● **Exercise objective**:
Pick out the lines containing "Naoto".
# Start of Recorded information
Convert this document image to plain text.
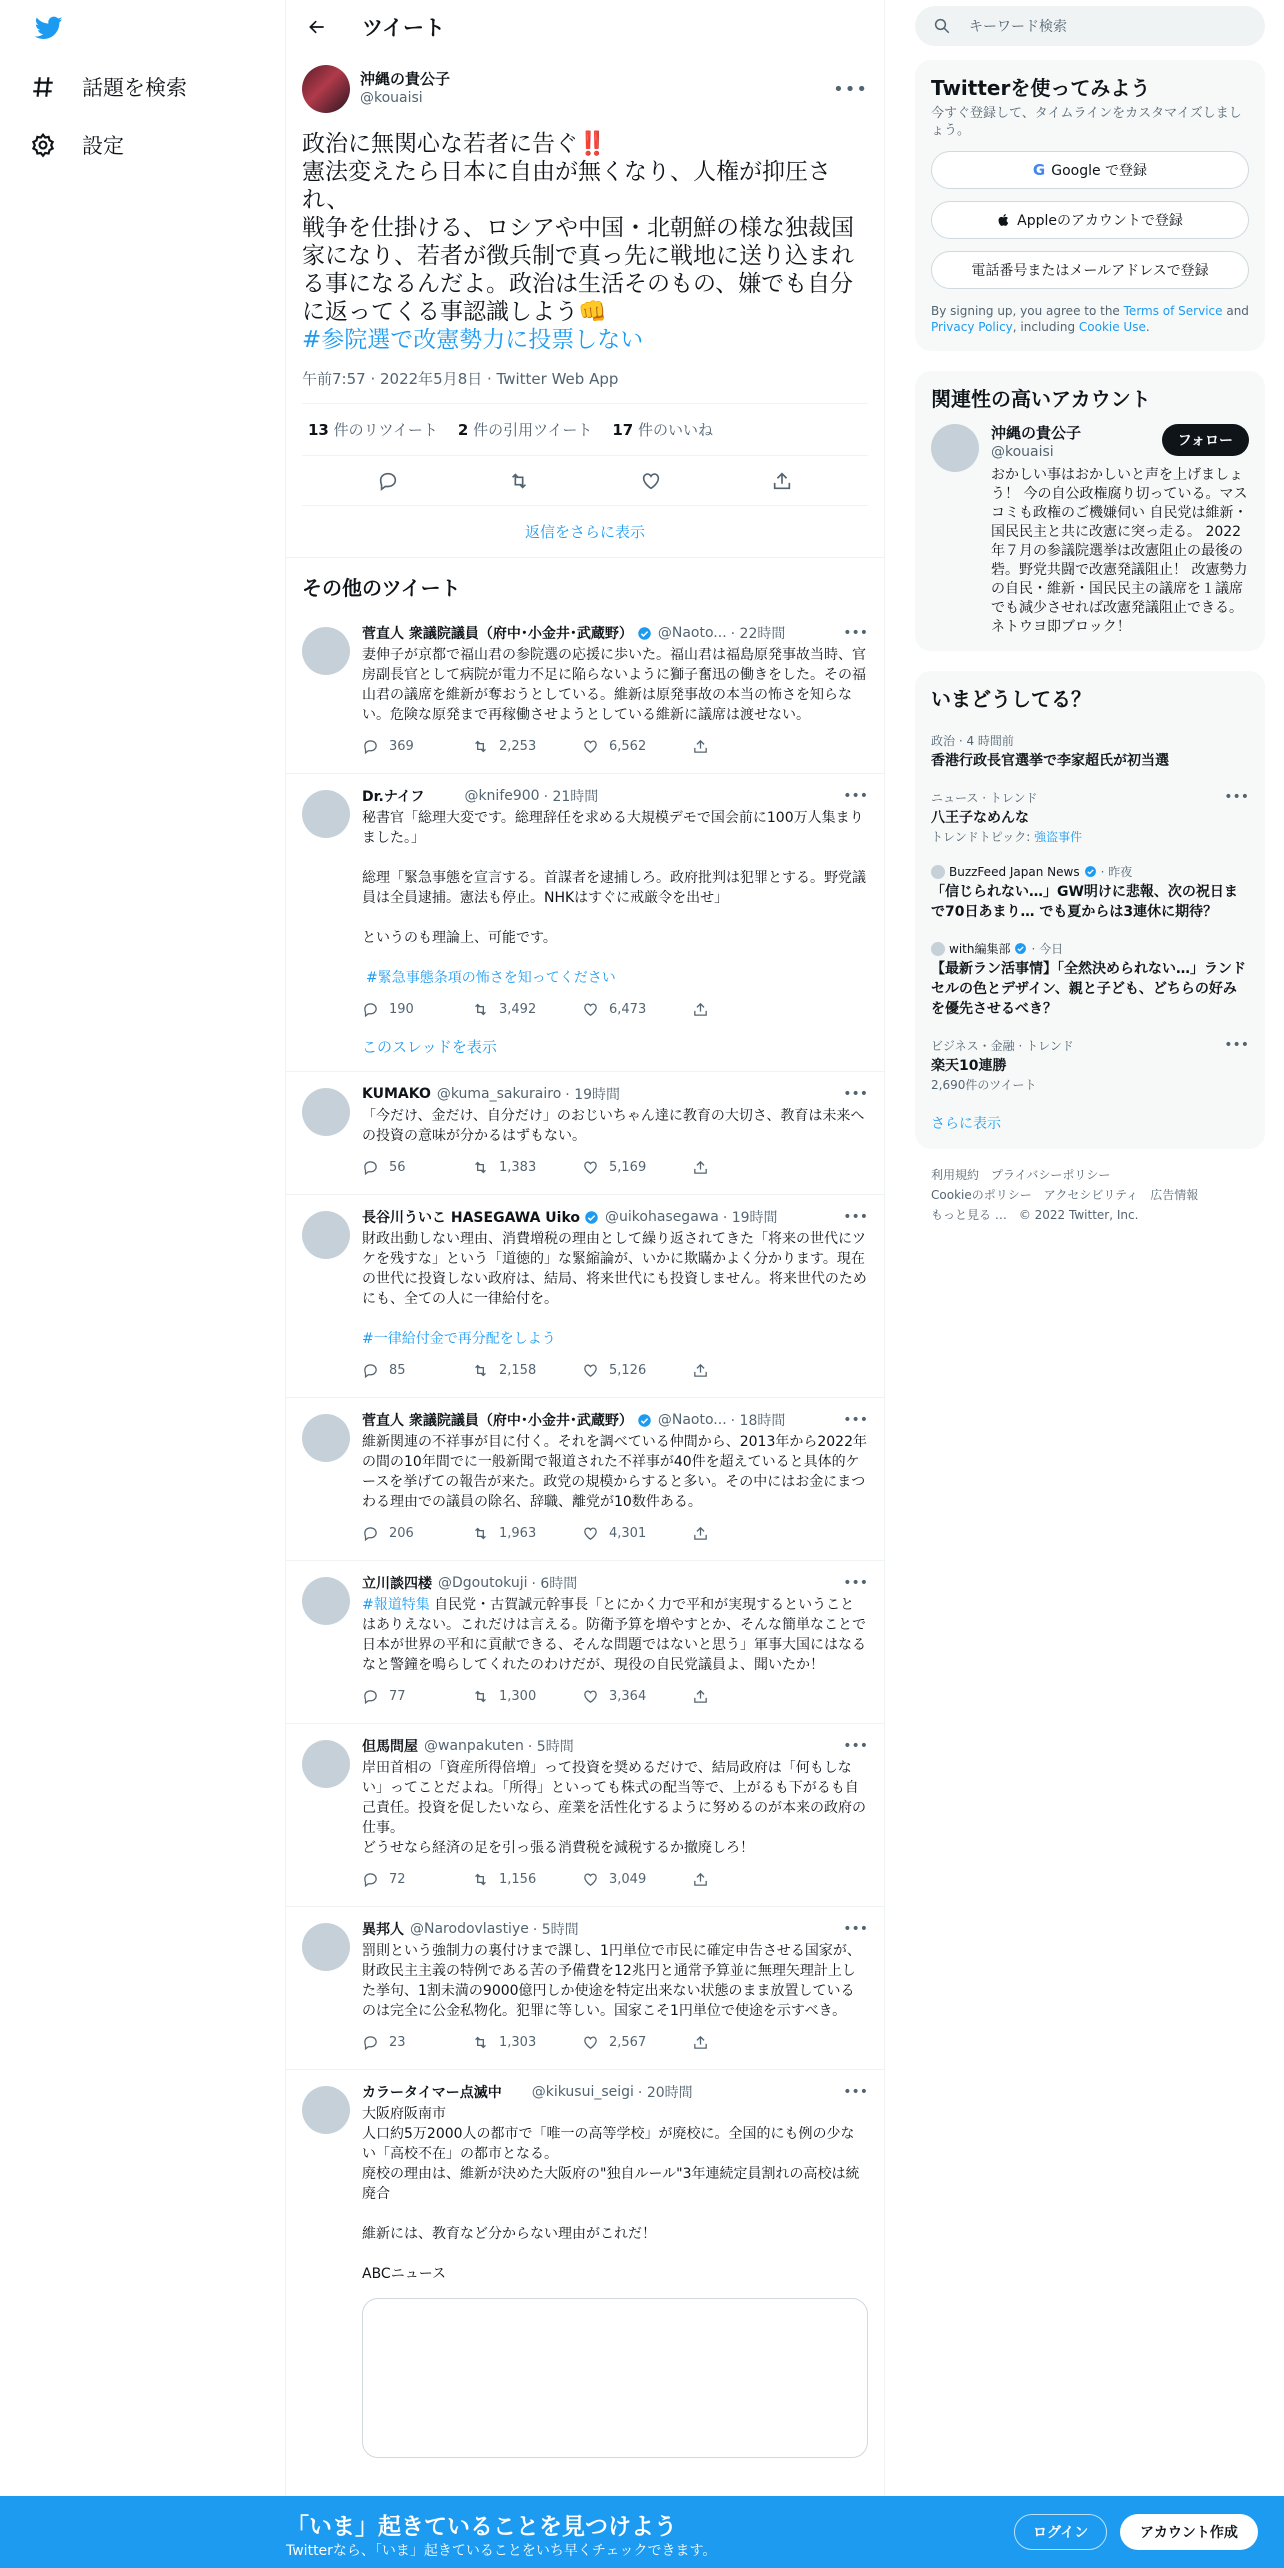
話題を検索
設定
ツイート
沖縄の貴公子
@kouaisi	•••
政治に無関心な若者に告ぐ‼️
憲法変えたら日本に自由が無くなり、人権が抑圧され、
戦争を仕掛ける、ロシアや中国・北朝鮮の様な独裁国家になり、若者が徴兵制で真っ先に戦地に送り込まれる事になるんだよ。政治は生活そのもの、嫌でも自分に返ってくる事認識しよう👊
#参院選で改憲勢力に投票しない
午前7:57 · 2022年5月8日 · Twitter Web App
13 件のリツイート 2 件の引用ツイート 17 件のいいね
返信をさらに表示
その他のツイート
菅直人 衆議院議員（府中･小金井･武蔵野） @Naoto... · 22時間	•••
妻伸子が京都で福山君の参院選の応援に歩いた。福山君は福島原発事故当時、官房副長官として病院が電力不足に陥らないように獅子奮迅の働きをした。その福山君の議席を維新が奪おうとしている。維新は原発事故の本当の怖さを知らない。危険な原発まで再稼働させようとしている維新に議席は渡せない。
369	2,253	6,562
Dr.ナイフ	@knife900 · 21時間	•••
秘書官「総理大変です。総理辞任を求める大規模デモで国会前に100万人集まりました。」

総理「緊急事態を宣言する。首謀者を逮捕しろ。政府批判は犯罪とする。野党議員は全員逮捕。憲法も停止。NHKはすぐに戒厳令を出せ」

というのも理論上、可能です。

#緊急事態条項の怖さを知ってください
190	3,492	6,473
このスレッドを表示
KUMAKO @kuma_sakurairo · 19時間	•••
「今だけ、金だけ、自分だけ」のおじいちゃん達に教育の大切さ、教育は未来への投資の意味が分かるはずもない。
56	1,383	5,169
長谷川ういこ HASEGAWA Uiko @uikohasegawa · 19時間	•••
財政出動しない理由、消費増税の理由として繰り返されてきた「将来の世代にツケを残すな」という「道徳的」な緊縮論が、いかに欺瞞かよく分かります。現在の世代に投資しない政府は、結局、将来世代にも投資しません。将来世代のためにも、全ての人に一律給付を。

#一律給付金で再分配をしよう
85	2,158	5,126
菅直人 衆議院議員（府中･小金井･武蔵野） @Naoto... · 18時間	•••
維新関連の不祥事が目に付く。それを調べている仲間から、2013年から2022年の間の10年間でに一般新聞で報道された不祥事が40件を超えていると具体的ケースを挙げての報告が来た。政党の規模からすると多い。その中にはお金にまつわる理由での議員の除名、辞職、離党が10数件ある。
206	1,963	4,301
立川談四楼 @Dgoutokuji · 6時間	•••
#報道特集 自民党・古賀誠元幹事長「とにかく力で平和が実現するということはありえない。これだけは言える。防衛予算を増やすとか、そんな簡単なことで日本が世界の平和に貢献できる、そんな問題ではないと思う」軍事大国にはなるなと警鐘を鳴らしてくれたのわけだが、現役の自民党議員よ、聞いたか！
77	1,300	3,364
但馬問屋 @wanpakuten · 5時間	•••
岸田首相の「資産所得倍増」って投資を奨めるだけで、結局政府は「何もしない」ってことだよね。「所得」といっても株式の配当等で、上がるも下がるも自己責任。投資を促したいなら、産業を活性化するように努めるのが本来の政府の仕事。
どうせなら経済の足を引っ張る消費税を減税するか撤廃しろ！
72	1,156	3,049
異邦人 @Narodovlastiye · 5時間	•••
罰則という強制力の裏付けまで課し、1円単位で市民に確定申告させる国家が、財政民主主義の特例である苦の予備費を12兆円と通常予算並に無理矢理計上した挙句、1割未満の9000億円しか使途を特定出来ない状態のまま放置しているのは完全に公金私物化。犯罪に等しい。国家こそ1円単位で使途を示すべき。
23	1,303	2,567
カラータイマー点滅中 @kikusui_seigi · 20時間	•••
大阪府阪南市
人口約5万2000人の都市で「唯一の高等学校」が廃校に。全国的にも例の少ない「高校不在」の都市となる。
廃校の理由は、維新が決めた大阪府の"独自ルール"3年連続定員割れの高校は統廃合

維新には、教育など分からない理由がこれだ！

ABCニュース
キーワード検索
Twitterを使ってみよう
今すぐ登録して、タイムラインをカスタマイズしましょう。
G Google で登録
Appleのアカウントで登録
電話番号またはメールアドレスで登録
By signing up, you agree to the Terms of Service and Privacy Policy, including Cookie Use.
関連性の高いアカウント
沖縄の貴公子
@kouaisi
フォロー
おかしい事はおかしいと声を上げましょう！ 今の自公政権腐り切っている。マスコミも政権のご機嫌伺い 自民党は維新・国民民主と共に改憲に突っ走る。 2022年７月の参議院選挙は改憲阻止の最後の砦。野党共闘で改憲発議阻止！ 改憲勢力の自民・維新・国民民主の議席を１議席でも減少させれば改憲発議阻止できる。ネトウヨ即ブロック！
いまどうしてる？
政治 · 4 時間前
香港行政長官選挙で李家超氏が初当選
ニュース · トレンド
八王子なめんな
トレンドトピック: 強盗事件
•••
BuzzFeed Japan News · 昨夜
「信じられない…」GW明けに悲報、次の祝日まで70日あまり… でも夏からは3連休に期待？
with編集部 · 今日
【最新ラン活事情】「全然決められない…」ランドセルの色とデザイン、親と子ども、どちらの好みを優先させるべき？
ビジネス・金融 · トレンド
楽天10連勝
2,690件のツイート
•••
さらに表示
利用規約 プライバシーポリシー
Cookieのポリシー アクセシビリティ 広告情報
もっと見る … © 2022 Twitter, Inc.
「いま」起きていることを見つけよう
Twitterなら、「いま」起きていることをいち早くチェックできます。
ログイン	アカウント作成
# End of Recorded information
● **Exercise answer**:
菅直人 衆議院議員（府中･小金井･武蔵野） @Naoto... · 22時間	•••
菅直人 衆議院議員（府中･小金井･武蔵野） @Naoto... · 18時間	•••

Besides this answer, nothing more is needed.